**STATED TASK**
Transcribe the material in full. Nothing should differ except that the pictures are left out.

-=-=-

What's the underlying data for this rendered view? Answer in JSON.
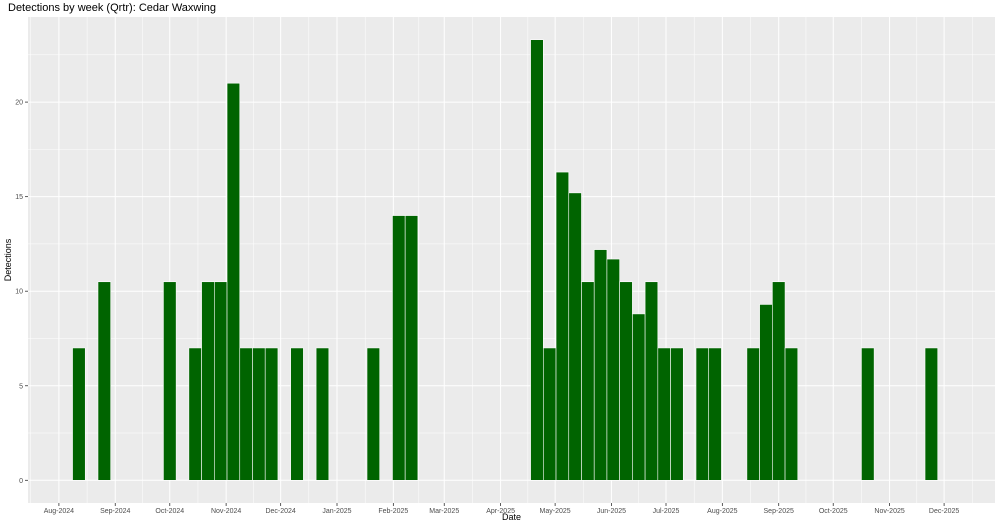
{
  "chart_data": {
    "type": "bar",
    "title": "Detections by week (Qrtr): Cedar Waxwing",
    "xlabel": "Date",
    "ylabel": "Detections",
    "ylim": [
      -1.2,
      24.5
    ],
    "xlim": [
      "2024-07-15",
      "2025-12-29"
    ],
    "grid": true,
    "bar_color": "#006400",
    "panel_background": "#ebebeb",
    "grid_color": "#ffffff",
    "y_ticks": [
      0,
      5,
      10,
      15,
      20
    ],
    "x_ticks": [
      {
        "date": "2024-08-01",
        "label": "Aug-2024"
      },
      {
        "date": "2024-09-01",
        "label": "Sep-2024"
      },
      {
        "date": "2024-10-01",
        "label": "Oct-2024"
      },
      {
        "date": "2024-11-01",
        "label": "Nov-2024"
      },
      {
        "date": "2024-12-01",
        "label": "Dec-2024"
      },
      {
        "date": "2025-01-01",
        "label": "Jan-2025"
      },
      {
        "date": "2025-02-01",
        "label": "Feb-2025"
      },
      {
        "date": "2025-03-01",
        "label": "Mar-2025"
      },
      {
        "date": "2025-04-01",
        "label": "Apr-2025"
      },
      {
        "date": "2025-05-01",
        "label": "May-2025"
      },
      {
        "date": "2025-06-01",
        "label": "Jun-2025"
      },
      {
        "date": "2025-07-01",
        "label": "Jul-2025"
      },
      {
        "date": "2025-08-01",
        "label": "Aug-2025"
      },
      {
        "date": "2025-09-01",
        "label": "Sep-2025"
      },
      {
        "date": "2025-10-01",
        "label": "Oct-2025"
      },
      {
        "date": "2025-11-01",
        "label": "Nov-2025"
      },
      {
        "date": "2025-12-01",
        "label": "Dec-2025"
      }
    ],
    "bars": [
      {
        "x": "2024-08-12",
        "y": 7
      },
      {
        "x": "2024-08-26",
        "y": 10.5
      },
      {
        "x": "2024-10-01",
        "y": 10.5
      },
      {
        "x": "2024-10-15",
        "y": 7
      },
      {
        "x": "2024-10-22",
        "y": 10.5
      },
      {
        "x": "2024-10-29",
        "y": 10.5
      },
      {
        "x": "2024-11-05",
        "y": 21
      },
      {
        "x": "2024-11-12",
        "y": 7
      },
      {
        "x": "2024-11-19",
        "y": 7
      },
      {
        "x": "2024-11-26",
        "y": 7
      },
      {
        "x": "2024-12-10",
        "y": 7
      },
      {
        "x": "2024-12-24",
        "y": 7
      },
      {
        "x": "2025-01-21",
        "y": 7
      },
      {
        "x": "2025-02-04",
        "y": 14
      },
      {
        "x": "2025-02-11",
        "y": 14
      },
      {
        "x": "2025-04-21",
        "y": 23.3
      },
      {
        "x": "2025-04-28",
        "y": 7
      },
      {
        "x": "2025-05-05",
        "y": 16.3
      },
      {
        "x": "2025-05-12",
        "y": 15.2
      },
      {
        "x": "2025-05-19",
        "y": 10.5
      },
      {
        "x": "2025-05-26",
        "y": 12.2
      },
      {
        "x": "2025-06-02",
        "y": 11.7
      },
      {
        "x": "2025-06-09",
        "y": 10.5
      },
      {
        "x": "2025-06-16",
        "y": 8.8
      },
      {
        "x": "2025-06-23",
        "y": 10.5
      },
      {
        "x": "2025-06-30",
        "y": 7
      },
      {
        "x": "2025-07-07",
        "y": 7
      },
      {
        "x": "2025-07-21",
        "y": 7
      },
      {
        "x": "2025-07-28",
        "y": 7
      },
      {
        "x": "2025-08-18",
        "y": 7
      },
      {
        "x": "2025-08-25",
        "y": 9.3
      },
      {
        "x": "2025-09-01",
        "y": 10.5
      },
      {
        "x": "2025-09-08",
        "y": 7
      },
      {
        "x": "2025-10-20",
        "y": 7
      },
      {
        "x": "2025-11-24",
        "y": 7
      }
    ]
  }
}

-=-=-

**TASK OUTPUT**
What's the underlying data for this rendered view? Answer in JSON.
{
  "chart_data": {
    "type": "bar",
    "title": "Detections by week (Qrtr): Cedar Waxwing",
    "xlabel": "Date",
    "ylabel": "Detections",
    "ylim": [
      -1.2,
      24.5
    ],
    "xlim": [
      "2024-07-15",
      "2025-12-29"
    ],
    "grid": true,
    "bar_color": "#006400",
    "panel_background": "#ebebeb",
    "grid_color": "#ffffff",
    "y_ticks": [
      0,
      5,
      10,
      15,
      20
    ],
    "x_ticks": [
      {
        "date": "2024-08-01",
        "label": "Aug-2024"
      },
      {
        "date": "2024-09-01",
        "label": "Sep-2024"
      },
      {
        "date": "2024-10-01",
        "label": "Oct-2024"
      },
      {
        "date": "2024-11-01",
        "label": "Nov-2024"
      },
      {
        "date": "2024-12-01",
        "label": "Dec-2024"
      },
      {
        "date": "2025-01-01",
        "label": "Jan-2025"
      },
      {
        "date": "2025-02-01",
        "label": "Feb-2025"
      },
      {
        "date": "2025-03-01",
        "label": "Mar-2025"
      },
      {
        "date": "2025-04-01",
        "label": "Apr-2025"
      },
      {
        "date": "2025-05-01",
        "label": "May-2025"
      },
      {
        "date": "2025-06-01",
        "label": "Jun-2025"
      },
      {
        "date": "2025-07-01",
        "label": "Jul-2025"
      },
      {
        "date": "2025-08-01",
        "label": "Aug-2025"
      },
      {
        "date": "2025-09-01",
        "label": "Sep-2025"
      },
      {
        "date": "2025-10-01",
        "label": "Oct-2025"
      },
      {
        "date": "2025-11-01",
        "label": "Nov-2025"
      },
      {
        "date": "2025-12-01",
        "label": "Dec-2025"
      }
    ],
    "bars": [
      {
        "x": "2024-08-12",
        "y": 7
      },
      {
        "x": "2024-08-26",
        "y": 10.5
      },
      {
        "x": "2024-10-01",
        "y": 10.5
      },
      {
        "x": "2024-10-15",
        "y": 7
      },
      {
        "x": "2024-10-22",
        "y": 10.5
      },
      {
        "x": "2024-10-29",
        "y": 10.5
      },
      {
        "x": "2024-11-05",
        "y": 21
      },
      {
        "x": "2024-11-12",
        "y": 7
      },
      {
        "x": "2024-11-19",
        "y": 7
      },
      {
        "x": "2024-11-26",
        "y": 7
      },
      {
        "x": "2024-12-10",
        "y": 7
      },
      {
        "x": "2024-12-24",
        "y": 7
      },
      {
        "x": "2025-01-21",
        "y": 7
      },
      {
        "x": "2025-02-04",
        "y": 14
      },
      {
        "x": "2025-02-11",
        "y": 14
      },
      {
        "x": "2025-04-21",
        "y": 23.3
      },
      {
        "x": "2025-04-28",
        "y": 7
      },
      {
        "x": "2025-05-05",
        "y": 16.3
      },
      {
        "x": "2025-05-12",
        "y": 15.2
      },
      {
        "x": "2025-05-19",
        "y": 10.5
      },
      {
        "x": "2025-05-26",
        "y": 12.2
      },
      {
        "x": "2025-06-02",
        "y": 11.7
      },
      {
        "x": "2025-06-09",
        "y": 10.5
      },
      {
        "x": "2025-06-16",
        "y": 8.8
      },
      {
        "x": "2025-06-23",
        "y": 10.5
      },
      {
        "x": "2025-06-30",
        "y": 7
      },
      {
        "x": "2025-07-07",
        "y": 7
      },
      {
        "x": "2025-07-21",
        "y": 7
      },
      {
        "x": "2025-07-28",
        "y": 7
      },
      {
        "x": "2025-08-18",
        "y": 7
      },
      {
        "x": "2025-08-25",
        "y": 9.3
      },
      {
        "x": "2025-09-01",
        "y": 10.5
      },
      {
        "x": "2025-09-08",
        "y": 7
      },
      {
        "x": "2025-10-20",
        "y": 7
      },
      {
        "x": "2025-11-24",
        "y": 7
      }
    ]
  }
}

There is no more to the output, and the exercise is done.